# PROVIDED RECORDS start

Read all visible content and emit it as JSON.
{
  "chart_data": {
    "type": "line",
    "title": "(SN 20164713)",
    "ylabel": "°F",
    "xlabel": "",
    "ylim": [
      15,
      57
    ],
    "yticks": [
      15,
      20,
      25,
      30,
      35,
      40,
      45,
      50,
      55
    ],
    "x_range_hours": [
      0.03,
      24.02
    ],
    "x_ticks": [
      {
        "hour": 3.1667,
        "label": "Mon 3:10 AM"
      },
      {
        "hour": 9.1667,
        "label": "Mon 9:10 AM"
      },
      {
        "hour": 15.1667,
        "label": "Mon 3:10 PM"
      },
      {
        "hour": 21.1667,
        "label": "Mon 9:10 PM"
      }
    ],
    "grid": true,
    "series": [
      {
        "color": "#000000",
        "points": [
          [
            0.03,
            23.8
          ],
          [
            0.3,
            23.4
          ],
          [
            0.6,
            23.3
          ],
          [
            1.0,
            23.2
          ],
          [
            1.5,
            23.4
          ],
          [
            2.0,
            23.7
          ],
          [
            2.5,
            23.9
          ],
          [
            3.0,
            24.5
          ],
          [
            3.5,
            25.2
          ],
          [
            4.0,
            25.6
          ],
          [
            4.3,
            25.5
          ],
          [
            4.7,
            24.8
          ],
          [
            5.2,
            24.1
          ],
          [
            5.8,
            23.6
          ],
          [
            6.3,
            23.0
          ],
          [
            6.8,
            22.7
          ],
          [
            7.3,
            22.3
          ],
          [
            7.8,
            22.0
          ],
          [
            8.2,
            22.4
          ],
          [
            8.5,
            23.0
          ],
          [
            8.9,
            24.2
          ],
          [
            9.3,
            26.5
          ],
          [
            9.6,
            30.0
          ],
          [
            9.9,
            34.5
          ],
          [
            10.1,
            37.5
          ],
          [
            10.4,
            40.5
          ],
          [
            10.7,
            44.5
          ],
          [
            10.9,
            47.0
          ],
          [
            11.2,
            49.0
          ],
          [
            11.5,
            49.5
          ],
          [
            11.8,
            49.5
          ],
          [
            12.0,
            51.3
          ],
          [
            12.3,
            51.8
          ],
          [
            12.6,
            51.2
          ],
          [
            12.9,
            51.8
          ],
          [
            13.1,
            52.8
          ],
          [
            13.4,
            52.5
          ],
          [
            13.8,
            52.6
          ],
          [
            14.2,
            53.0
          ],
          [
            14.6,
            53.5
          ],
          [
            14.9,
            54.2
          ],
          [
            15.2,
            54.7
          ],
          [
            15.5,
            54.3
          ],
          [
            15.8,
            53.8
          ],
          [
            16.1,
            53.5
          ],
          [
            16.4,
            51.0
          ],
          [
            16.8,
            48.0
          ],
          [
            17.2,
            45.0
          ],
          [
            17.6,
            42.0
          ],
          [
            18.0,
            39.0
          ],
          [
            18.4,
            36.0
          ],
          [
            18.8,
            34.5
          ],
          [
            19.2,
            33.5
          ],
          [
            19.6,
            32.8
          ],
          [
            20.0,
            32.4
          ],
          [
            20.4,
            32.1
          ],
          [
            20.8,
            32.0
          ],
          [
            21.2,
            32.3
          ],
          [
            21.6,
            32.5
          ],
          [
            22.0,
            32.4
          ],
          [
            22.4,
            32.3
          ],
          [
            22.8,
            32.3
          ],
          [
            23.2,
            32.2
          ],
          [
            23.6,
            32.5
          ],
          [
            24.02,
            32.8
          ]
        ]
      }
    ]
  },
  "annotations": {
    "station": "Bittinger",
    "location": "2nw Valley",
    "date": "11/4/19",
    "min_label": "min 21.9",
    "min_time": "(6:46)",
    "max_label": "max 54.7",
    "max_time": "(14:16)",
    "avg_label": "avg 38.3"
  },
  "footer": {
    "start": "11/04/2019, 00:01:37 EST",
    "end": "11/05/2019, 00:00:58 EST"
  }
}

# PROVIDED RECORDS end

_YOUR OBJECTIVE_. Print every record exactly as it was given.

_RESPONSE_.
Read all visible content and emit it as JSON.
{
  "chart_data": {
    "type": "line",
    "title": "(SN 20164713)",
    "ylabel": "°F",
    "xlabel": "",
    "ylim": [
      15,
      57
    ],
    "yticks": [
      15,
      20,
      25,
      30,
      35,
      40,
      45,
      50,
      55
    ],
    "x_range_hours": [
      0.03,
      24.02
    ],
    "x_ticks": [
      {
        "hour": 3.1667,
        "label": "Mon 3:10 AM"
      },
      {
        "hour": 9.1667,
        "label": "Mon 9:10 AM"
      },
      {
        "hour": 15.1667,
        "label": "Mon 3:10 PM"
      },
      {
        "hour": 21.1667,
        "label": "Mon 9:10 PM"
      }
    ],
    "grid": true,
    "series": [
      {
        "color": "#000000",
        "points": [
          [
            0.03,
            23.8
          ],
          [
            0.3,
            23.4
          ],
          [
            0.6,
            23.3
          ],
          [
            1.0,
            23.2
          ],
          [
            1.5,
            23.4
          ],
          [
            2.0,
            23.7
          ],
          [
            2.5,
            23.9
          ],
          [
            3.0,
            24.5
          ],
          [
            3.5,
            25.2
          ],
          [
            4.0,
            25.6
          ],
          [
            4.3,
            25.5
          ],
          [
            4.7,
            24.8
          ],
          [
            5.2,
            24.1
          ],
          [
            5.8,
            23.6
          ],
          [
            6.3,
            23.0
          ],
          [
            6.8,
            22.7
          ],
          [
            7.3,
            22.3
          ],
          [
            7.8,
            22.0
          ],
          [
            8.2,
            22.4
          ],
          [
            8.5,
            23.0
          ],
          [
            8.9,
            24.2
          ],
          [
            9.3,
            26.5
          ],
          [
            9.6,
            30.0
          ],
          [
            9.9,
            34.5
          ],
          [
            10.1,
            37.5
          ],
          [
            10.4,
            40.5
          ],
          [
            10.7,
            44.5
          ],
          [
            10.9,
            47.0
          ],
          [
            11.2,
            49.0
          ],
          [
            11.5,
            49.5
          ],
          [
            11.8,
            49.5
          ],
          [
            12.0,
            51.3
          ],
          [
            12.3,
            51.8
          ],
          [
            12.6,
            51.2
          ],
          [
            12.9,
            51.8
          ],
          [
            13.1,
            52.8
          ],
          [
            13.4,
            52.5
          ],
          [
            13.8,
            52.6
          ],
          [
            14.2,
            53.0
          ],
          [
            14.6,
            53.5
          ],
          [
            14.9,
            54.2
          ],
          [
            15.2,
            54.7
          ],
          [
            15.5,
            54.3
          ],
          [
            15.8,
            53.8
          ],
          [
            16.1,
            53.5
          ],
          [
            16.4,
            51.0
          ],
          [
            16.8,
            48.0
          ],
          [
            17.2,
            45.0
          ],
          [
            17.6,
            42.0
          ],
          [
            18.0,
            39.0
          ],
          [
            18.4,
            36.0
          ],
          [
            18.8,
            34.5
          ],
          [
            19.2,
            33.5
          ],
          [
            19.6,
            32.8
          ],
          [
            20.0,
            32.4
          ],
          [
            20.4,
            32.1
          ],
          [
            20.8,
            32.0
          ],
          [
            21.2,
            32.3
          ],
          [
            21.6,
            32.5
          ],
          [
            22.0,
            32.4
          ],
          [
            22.4,
            32.3
          ],
          [
            22.8,
            32.3
          ],
          [
            23.2,
            32.2
          ],
          [
            23.6,
            32.5
          ],
          [
            24.02,
            32.8
          ]
        ]
      }
    ]
  },
  "annotations": {
    "station": "Bittinger",
    "location": "2nw Valley",
    "date": "11/4/19",
    "min_label": "min 21.9",
    "min_time": "(6:46)",
    "max_label": "max 54.7",
    "max_time": "(14:16)",
    "avg_label": "avg 38.3"
  },
  "footer": {
    "start": "11/04/2019, 00:01:37 EST",
    "end": "11/05/2019, 00:00:58 EST"
  }
}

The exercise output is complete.